§ **Objective**: Tell how many lines in these records contain the string "name", with only the number as the reply.

═══ Provided information

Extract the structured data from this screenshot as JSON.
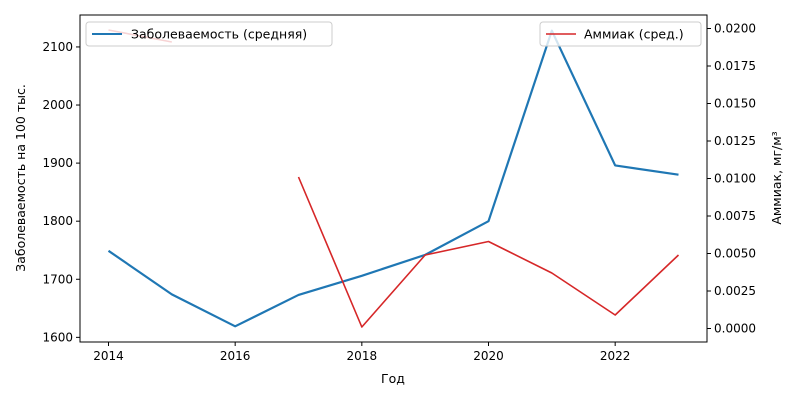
{
  "chart_data": {
    "type": "line",
    "x": [
      2014,
      2015,
      2016,
      2017,
      2018,
      2019,
      2020,
      2021,
      2022,
      2023
    ],
    "xlabel": "Год",
    "xlim": [
      2013.55,
      2023.45
    ],
    "xticks": [
      2014,
      2016,
      2018,
      2020,
      2022
    ],
    "y_left": {
      "label": "Заболеваемость на 100 тыс.",
      "lim": [
        1592,
        2155
      ],
      "ticks": [
        1600,
        1700,
        1800,
        1900,
        2000,
        2100
      ]
    },
    "y_right": {
      "label": "Аммиак, мг/м³",
      "lim": [
        -0.0009,
        0.0209
      ],
      "ticks": [
        "0.0000",
        "0.0025",
        "0.0050",
        "0.0075",
        "0.0100",
        "0.0125",
        "0.0150",
        "0.0175",
        "0.0200"
      ]
    },
    "series": [
      {
        "name": "Заболеваемость (средняя)",
        "axis": "left",
        "color": "#1f77b4",
        "values": [
          1749,
          1674,
          1619,
          1673,
          1706,
          1742,
          1800,
          2128,
          1896,
          1880
        ]
      },
      {
        "name": "Аммиак (сред.)",
        "axis": "right",
        "color": "#d62728",
        "values": [
          0.0199,
          0.0191,
          null,
          0.0101,
          0.0001,
          0.0049,
          0.0058,
          0.0037,
          0.0009,
          0.0049
        ]
      }
    ],
    "legends": [
      "top-left",
      "top-right"
    ],
    "grid": false
  }
}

══════

§ **Answer to this task**: 2